(Collected data)
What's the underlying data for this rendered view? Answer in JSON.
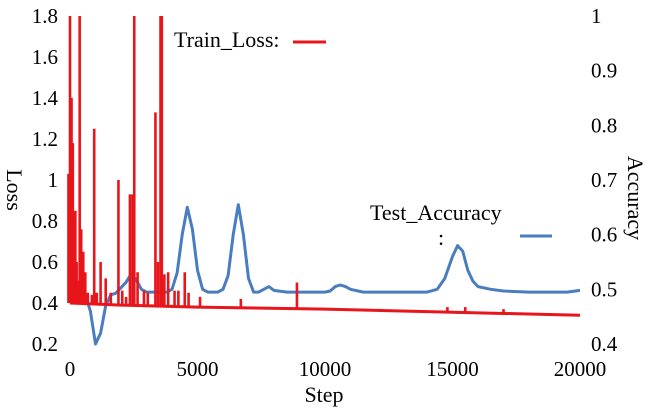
{
  "chart_data": {
    "type": "line",
    "xlabel": "Step",
    "ylabel_left": "Loss",
    "ylabel_right": "Accuracy",
    "x_ticks": [
      "0",
      "5000",
      "10000",
      "15000",
      "20000"
    ],
    "y_left_ticks": [
      "0.2",
      "0.4",
      "0.6",
      "0.8",
      "1",
      "1.2",
      "1.4",
      "1.6",
      "1.8"
    ],
    "y_right_ticks": [
      "0.4",
      "0.5",
      "0.6",
      "0.7",
      "0.8",
      "0.9",
      "1"
    ],
    "xlim": [
      0,
      20000
    ],
    "ylim_left": [
      0.2,
      1.8
    ],
    "ylim_right": [
      0.4,
      1.0
    ],
    "grid": false,
    "legend": [
      {
        "label": "Train_Loss:",
        "color": "#e8151b",
        "placement": "top-center"
      },
      {
        "label": "Test_Accuracy",
        "label_line2": ":",
        "color": "#4a7dbf",
        "placement": "middle-right"
      }
    ],
    "series": [
      {
        "name": "Train_Loss",
        "axis": "left",
        "color": "#e8151b",
        "baseline": {
          "x": [
            0,
            2000,
            5000,
            10000,
            15000,
            20000
          ],
          "y": [
            0.4,
            0.39,
            0.38,
            0.37,
            0.355,
            0.34
          ]
        },
        "spikes": [
          [
            -60,
            1.03
          ],
          [
            0,
            1.8
          ],
          [
            60,
            1.4
          ],
          [
            110,
            1.18
          ],
          [
            160,
            0.84
          ],
          [
            210,
            0.85
          ],
          [
            260,
            0.6
          ],
          [
            310,
            0.51
          ],
          [
            380,
            1.8
          ],
          [
            440,
            0.76
          ],
          [
            520,
            0.65
          ],
          [
            600,
            0.55
          ],
          [
            700,
            0.45
          ],
          [
            860,
            0.44
          ],
          [
            950,
            1.25
          ],
          [
            1050,
            0.45
          ],
          [
            1200,
            0.6
          ],
          [
            1400,
            0.52
          ],
          [
            1600,
            0.45
          ],
          [
            1900,
            1.0
          ],
          [
            2050,
            0.46
          ],
          [
            2200,
            0.43
          ],
          [
            2350,
            0.93
          ],
          [
            2450,
            0.93
          ],
          [
            2520,
            1.8
          ],
          [
            2650,
            0.55
          ],
          [
            2900,
            0.46
          ],
          [
            3050,
            0.45
          ],
          [
            3350,
            1.33
          ],
          [
            3450,
            0.6
          ],
          [
            3550,
            1.8
          ],
          [
            3600,
            1.8
          ],
          [
            3700,
            0.54
          ],
          [
            3850,
            0.55
          ],
          [
            4100,
            0.46
          ],
          [
            4250,
            0.46
          ],
          [
            4500,
            0.55
          ],
          [
            4650,
            0.45
          ],
          [
            5100,
            0.43
          ],
          [
            6700,
            0.42
          ],
          [
            8900,
            0.5
          ],
          [
            14800,
            0.38
          ],
          [
            15500,
            0.38
          ],
          [
            17000,
            0.37
          ]
        ]
      },
      {
        "name": "Test_Accuracy",
        "axis": "right",
        "color": "#4a7dbf",
        "x": [
          0,
          400,
          600,
          800,
          1000,
          1200,
          1400,
          1600,
          1800,
          2000,
          2200,
          2400,
          2600,
          2800,
          3000,
          3200,
          3400,
          3600,
          3800,
          4000,
          4200,
          4400,
          4600,
          4800,
          5000,
          5200,
          5400,
          5600,
          5800,
          6000,
          6200,
          6400,
          6600,
          6800,
          7000,
          7200,
          7400,
          7600,
          7800,
          8000,
          8500,
          9000,
          9500,
          10000,
          10200,
          10400,
          10600,
          10800,
          11000,
          11500,
          12000,
          13000,
          14000,
          14400,
          14700,
          15000,
          15200,
          15400,
          15600,
          15800,
          16000,
          16500,
          17000,
          18000,
          19000,
          19500,
          20000
        ],
        "y": [
          0.495,
          0.495,
          0.49,
          0.46,
          0.4,
          0.42,
          0.47,
          0.49,
          0.493,
          0.503,
          0.513,
          0.528,
          0.517,
          0.5,
          0.495,
          0.495,
          0.495,
          0.495,
          0.495,
          0.5,
          0.53,
          0.6,
          0.65,
          0.61,
          0.535,
          0.5,
          0.495,
          0.495,
          0.495,
          0.5,
          0.525,
          0.6,
          0.655,
          0.6,
          0.52,
          0.495,
          0.495,
          0.5,
          0.505,
          0.498,
          0.495,
          0.495,
          0.495,
          0.495,
          0.497,
          0.505,
          0.508,
          0.505,
          0.5,
          0.495,
          0.495,
          0.495,
          0.495,
          0.5,
          0.52,
          0.56,
          0.58,
          0.57,
          0.535,
          0.515,
          0.505,
          0.5,
          0.497,
          0.495,
          0.495,
          0.495,
          0.498
        ]
      }
    ]
  }
}
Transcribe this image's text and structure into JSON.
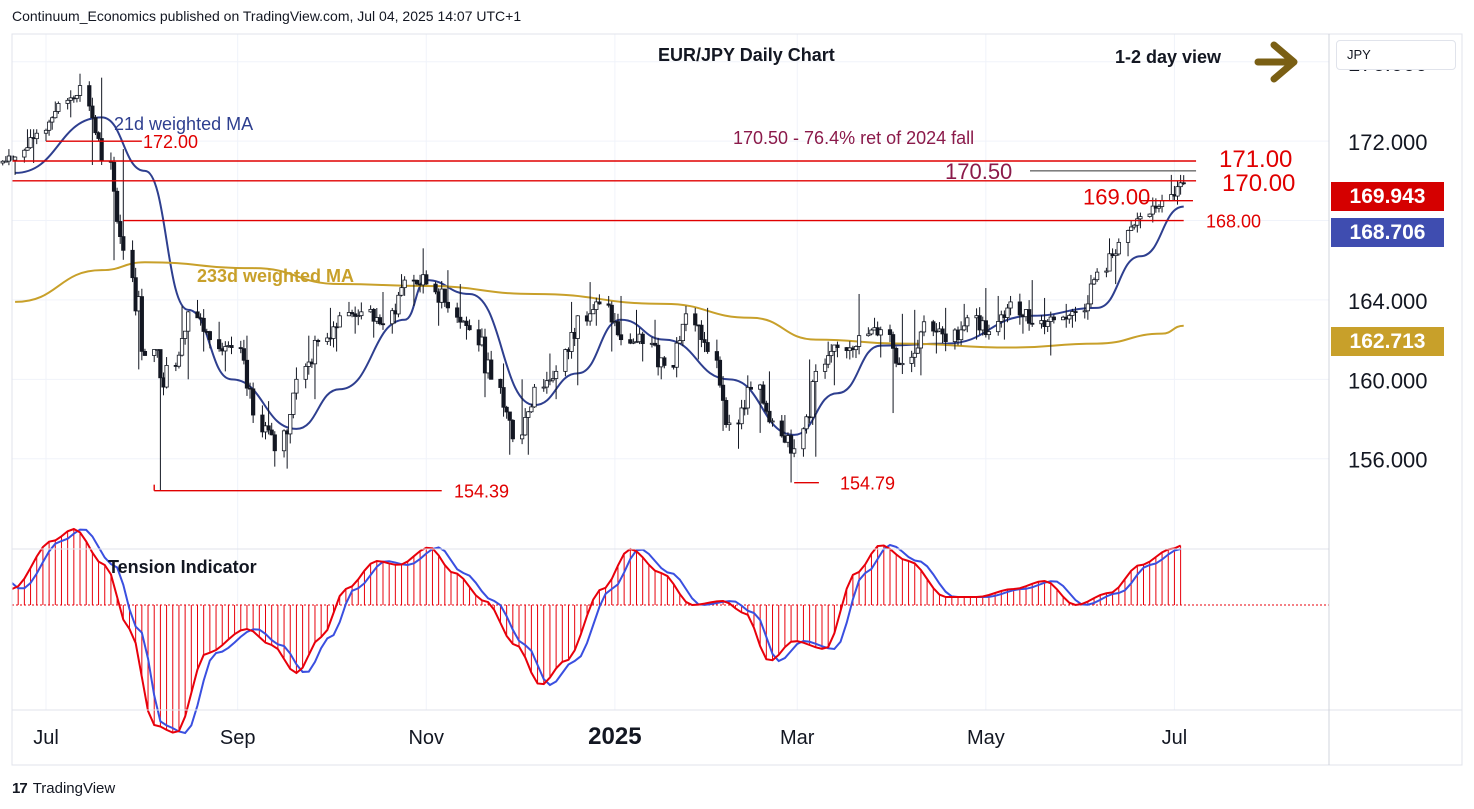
{
  "header": {
    "publisher_line": "Continuum_Economics published on TradingView.com, Jul 04, 2025 14:07 UTC+1"
  },
  "footer": {
    "brand": "TradingView",
    "logo": "tradingview-logo-icon"
  },
  "currency_selector": {
    "value": "JPY"
  },
  "price_badges": [
    {
      "value": "169.943",
      "color": "#d50000"
    },
    {
      "value": "168.706",
      "color": "#3f4db0"
    },
    {
      "value": "162.713",
      "color": "#c8a02a"
    }
  ],
  "colors": {
    "up": "#ffffff",
    "down": "#131722",
    "red": "#e00000",
    "ma21": "#2e3f8f",
    "ma233": "#c8a02a",
    "annotation": "#8b1a4a",
    "arrow": "#7a5f14"
  },
  "chart_data": [
    {
      "type": "candlestick",
      "title": "EUR/JPY Daily Chart",
      "view_label": "1-2 day view",
      "view_icon": "arrow-right-icon",
      "y_axis": {
        "unit": "JPY",
        "range": [
          151.5,
          177.4
        ],
        "ticks": [
          "176.000",
          "172.000",
          "164.000",
          "160.000",
          "156.000"
        ]
      },
      "x_axis": {
        "ticks": [
          "Jul",
          "Sep",
          "Nov",
          "2025",
          "Mar",
          "May",
          "Jul"
        ],
        "range": [
          "2024-06-20",
          "2025-08-20"
        ]
      },
      "grid": true,
      "ohlc_weekly_approx": [
        [
          "2024-06-21",
          170.9,
          171.6,
          170.3,
          171.2
        ],
        [
          "2024-06-28",
          171.2,
          172.6,
          170.9,
          172.4
        ],
        [
          "2024-07-05",
          172.4,
          174.0,
          172.0,
          173.9
        ],
        [
          "2024-07-12",
          173.9,
          175.4,
          173.2,
          174.8
        ],
        [
          "2024-07-19",
          174.8,
          175.2,
          170.8,
          171.0
        ],
        [
          "2024-07-26",
          171.0,
          171.6,
          166.0,
          166.5
        ],
        [
          "2024-08-02",
          166.5,
          167.0,
          160.5,
          161.2
        ],
        [
          "2024-08-09",
          161.2,
          161.5,
          154.4,
          160.7
        ],
        [
          "2024-08-16",
          160.7,
          163.7,
          160.0,
          163.4
        ],
        [
          "2024-08-23",
          163.4,
          164.0,
          161.4,
          162.0
        ],
        [
          "2024-08-30",
          162.0,
          162.9,
          160.4,
          161.6
        ],
        [
          "2024-09-06",
          161.6,
          162.2,
          157.8,
          158.2
        ],
        [
          "2024-09-13",
          158.2,
          158.9,
          155.6,
          156.4
        ],
        [
          "2024-09-20",
          156.4,
          160.6,
          155.5,
          160.0
        ],
        [
          "2024-09-27",
          160.0,
          162.2,
          159.0,
          161.9
        ],
        [
          "2024-10-04",
          161.9,
          163.6,
          161.4,
          163.2
        ],
        [
          "2024-10-11",
          163.2,
          163.9,
          162.3,
          163.4
        ],
        [
          "2024-10-18",
          163.4,
          164.4,
          162.1,
          162.8
        ],
        [
          "2024-10-25",
          162.8,
          165.3,
          162.3,
          165.0
        ],
        [
          "2024-11-01",
          165.0,
          166.6,
          163.7,
          164.8
        ],
        [
          "2024-11-08",
          164.8,
          165.5,
          162.7,
          163.6
        ],
        [
          "2024-11-15",
          163.6,
          164.8,
          162.0,
          162.5
        ],
        [
          "2024-11-22",
          162.5,
          163.0,
          159.1,
          160.0
        ],
        [
          "2024-11-29",
          160.0,
          160.8,
          156.2,
          157.0
        ],
        [
          "2024-12-06",
          157.0,
          160.0,
          156.2,
          159.6
        ],
        [
          "2024-12-13",
          159.6,
          161.3,
          159.0,
          160.4
        ],
        [
          "2024-12-20",
          160.4,
          163.9,
          159.7,
          163.2
        ],
        [
          "2024-12-27",
          163.2,
          164.9,
          162.7,
          163.8
        ],
        [
          "2025-01-03",
          163.8,
          164.2,
          161.4,
          162.0
        ],
        [
          "2025-01-10",
          162.0,
          163.5,
          160.9,
          161.8
        ],
        [
          "2025-01-17",
          161.8,
          163.0,
          160.0,
          160.7
        ],
        [
          "2025-01-24",
          160.7,
          163.7,
          160.1,
          163.3
        ],
        [
          "2025-01-31",
          163.3,
          163.6,
          161.0,
          161.4
        ],
        [
          "2025-02-07",
          161.4,
          162.0,
          157.4,
          157.8
        ],
        [
          "2025-02-14",
          157.8,
          160.2,
          156.5,
          159.5
        ],
        [
          "2025-02-21",
          159.5,
          160.4,
          157.3,
          157.9
        ],
        [
          "2025-02-28",
          157.9,
          158.2,
          154.8,
          156.5
        ],
        [
          "2025-03-07",
          156.5,
          161.0,
          156.1,
          160.4
        ],
        [
          "2025-03-14",
          160.4,
          161.9,
          159.7,
          161.6
        ],
        [
          "2025-03-21",
          161.6,
          164.3,
          161.0,
          162.2
        ],
        [
          "2025-03-28",
          162.2,
          163.1,
          161.1,
          162.5
        ],
        [
          "2025-04-04",
          162.5,
          163.3,
          158.3,
          160.8
        ],
        [
          "2025-04-11",
          160.8,
          163.5,
          160.2,
          162.9
        ],
        [
          "2025-04-18",
          162.9,
          163.6,
          161.3,
          161.9
        ],
        [
          "2025-04-25",
          161.9,
          163.8,
          161.5,
          163.1
        ],
        [
          "2025-05-02",
          163.1,
          164.6,
          162.0,
          162.4
        ],
        [
          "2025-05-09",
          162.4,
          164.2,
          162.0,
          163.9
        ],
        [
          "2025-05-16",
          163.9,
          165.0,
          162.3,
          162.8
        ],
        [
          "2025-05-23",
          162.8,
          164.1,
          161.2,
          163.0
        ],
        [
          "2025-05-30",
          163.0,
          163.8,
          162.6,
          163.4
        ],
        [
          "2025-06-06",
          163.4,
          165.6,
          163.0,
          165.4
        ],
        [
          "2025-06-13",
          165.4,
          167.1,
          164.8,
          166.9
        ],
        [
          "2025-06-20",
          166.9,
          168.4,
          166.2,
          168.2
        ],
        [
          "2025-06-27",
          168.2,
          169.3,
          167.9,
          169.0
        ],
        [
          "2025-07-04",
          169.0,
          170.3,
          168.8,
          169.9
        ]
      ],
      "indicators": [
        {
          "name": "21d weighted MA",
          "last": 168.706,
          "approx": [
            [
              "2024-06-21",
              170.4
            ],
            [
              "2024-07-19",
              173.2
            ],
            [
              "2024-08-02",
              170.5
            ],
            [
              "2024-08-16",
              163.5
            ],
            [
              "2024-08-30",
              160.0
            ],
            [
              "2024-09-20",
              157.5
            ],
            [
              "2024-10-04",
              159.5
            ],
            [
              "2024-10-25",
              163.0
            ],
            [
              "2024-11-01",
              165.0
            ],
            [
              "2024-11-15",
              164.3
            ],
            [
              "2024-12-06",
              158.7
            ],
            [
              "2024-12-20",
              160.3
            ],
            [
              "2025-01-03",
              163.0
            ],
            [
              "2025-01-17",
              162.0
            ],
            [
              "2025-02-07",
              160.0
            ],
            [
              "2025-02-28",
              157.2
            ],
            [
              "2025-03-14",
              159.3
            ],
            [
              "2025-03-28",
              161.7
            ],
            [
              "2025-04-18",
              161.8
            ],
            [
              "2025-05-16",
              163.2
            ],
            [
              "2025-06-06",
              163.6
            ],
            [
              "2025-06-20",
              166.2
            ],
            [
              "2025-07-04",
              168.7
            ]
          ]
        },
        {
          "name": "233d weighted MA",
          "last": 162.713,
          "approx": [
            [
              "2024-06-21",
              163.9
            ],
            [
              "2024-07-19",
              165.5
            ],
            [
              "2024-08-02",
              165.9
            ],
            [
              "2024-09-06",
              165.6
            ],
            [
              "2024-10-04",
              164.8
            ],
            [
              "2024-11-01",
              164.7
            ],
            [
              "2024-12-06",
              164.3
            ],
            [
              "2025-01-17",
              163.8
            ],
            [
              "2025-02-14",
              163.1
            ],
            [
              "2025-03-07",
              162.0
            ],
            [
              "2025-04-04",
              161.8
            ],
            [
              "2025-05-09",
              161.6
            ],
            [
              "2025-06-06",
              161.8
            ],
            [
              "2025-06-27",
              162.3
            ],
            [
              "2025-07-04",
              162.7
            ]
          ]
        }
      ],
      "levels": [
        {
          "label": "172.00",
          "price": 172.0,
          "from": "2024-07-01",
          "to": "2024-08-01"
        },
        {
          "label": "171.00",
          "price": 171.0,
          "from": "2024-06-20",
          "to": "2025-07-08"
        },
        {
          "label": "170.00",
          "price": 170.0,
          "from": "2024-06-20",
          "to": "2025-07-08"
        },
        {
          "label": "169.00",
          "price": 169.0,
          "from": "2025-06-20",
          "to": "2025-07-07"
        },
        {
          "label": "168.00",
          "price": 168.0,
          "from": "2024-07-26",
          "to": "2025-07-04"
        },
        {
          "label": "154.39",
          "price": 154.39,
          "from": "2024-08-05",
          "to": "2024-11-06"
        },
        {
          "label": "154.79",
          "price": 154.79,
          "from": "2025-02-28",
          "to": "2025-03-08"
        }
      ],
      "annotation": {
        "label": "170.50",
        "note": "170.50 - 76.4% ret of 2024 fall",
        "price": 170.5
      }
    },
    {
      "type": "oscillator",
      "title": "Tension Indicator",
      "approx": [
        [
          "2024-06-20",
          0.2
        ],
        [
          "2024-07-03",
          0.8
        ],
        [
          "2024-07-10",
          0.95
        ],
        [
          "2024-07-20",
          0.5
        ],
        [
          "2024-07-28",
          -0.3
        ],
        [
          "2024-08-05",
          -1.5
        ],
        [
          "2024-08-12",
          -1.6
        ],
        [
          "2024-08-22",
          -0.6
        ],
        [
          "2024-09-04",
          -0.3
        ],
        [
          "2024-09-12",
          -0.5
        ],
        [
          "2024-09-20",
          -0.85
        ],
        [
          "2024-09-28",
          -0.4
        ],
        [
          "2024-10-06",
          0.2
        ],
        [
          "2024-10-16",
          0.55
        ],
        [
          "2024-10-23",
          0.5
        ],
        [
          "2024-11-02",
          0.72
        ],
        [
          "2024-11-10",
          0.4
        ],
        [
          "2024-11-20",
          0.05
        ],
        [
          "2024-11-30",
          -0.5
        ],
        [
          "2024-12-08",
          -1.0
        ],
        [
          "2024-12-16",
          -0.7
        ],
        [
          "2024-12-28",
          0.2
        ],
        [
          "2025-01-06",
          0.7
        ],
        [
          "2025-01-16",
          0.4
        ],
        [
          "2025-01-26",
          0.0
        ],
        [
          "2025-02-05",
          0.05
        ],
        [
          "2025-02-12",
          -0.1
        ],
        [
          "2025-02-20",
          -0.7
        ],
        [
          "2025-02-28",
          -0.45
        ],
        [
          "2025-03-10",
          -0.55
        ],
        [
          "2025-03-20",
          0.4
        ],
        [
          "2025-03-28",
          0.75
        ],
        [
          "2025-04-06",
          0.55
        ],
        [
          "2025-04-18",
          0.1
        ],
        [
          "2025-04-28",
          0.1
        ],
        [
          "2025-05-10",
          0.2
        ],
        [
          "2025-05-20",
          0.3
        ],
        [
          "2025-05-30",
          0.0
        ],
        [
          "2025-06-10",
          0.15
        ],
        [
          "2025-06-20",
          0.5
        ],
        [
          "2025-06-30",
          0.7
        ],
        [
          "2025-07-04",
          0.75
        ]
      ]
    }
  ]
}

Short exercise: Count the lines in the records above that contain the word "placement", and reply with only that number.

Task output: 2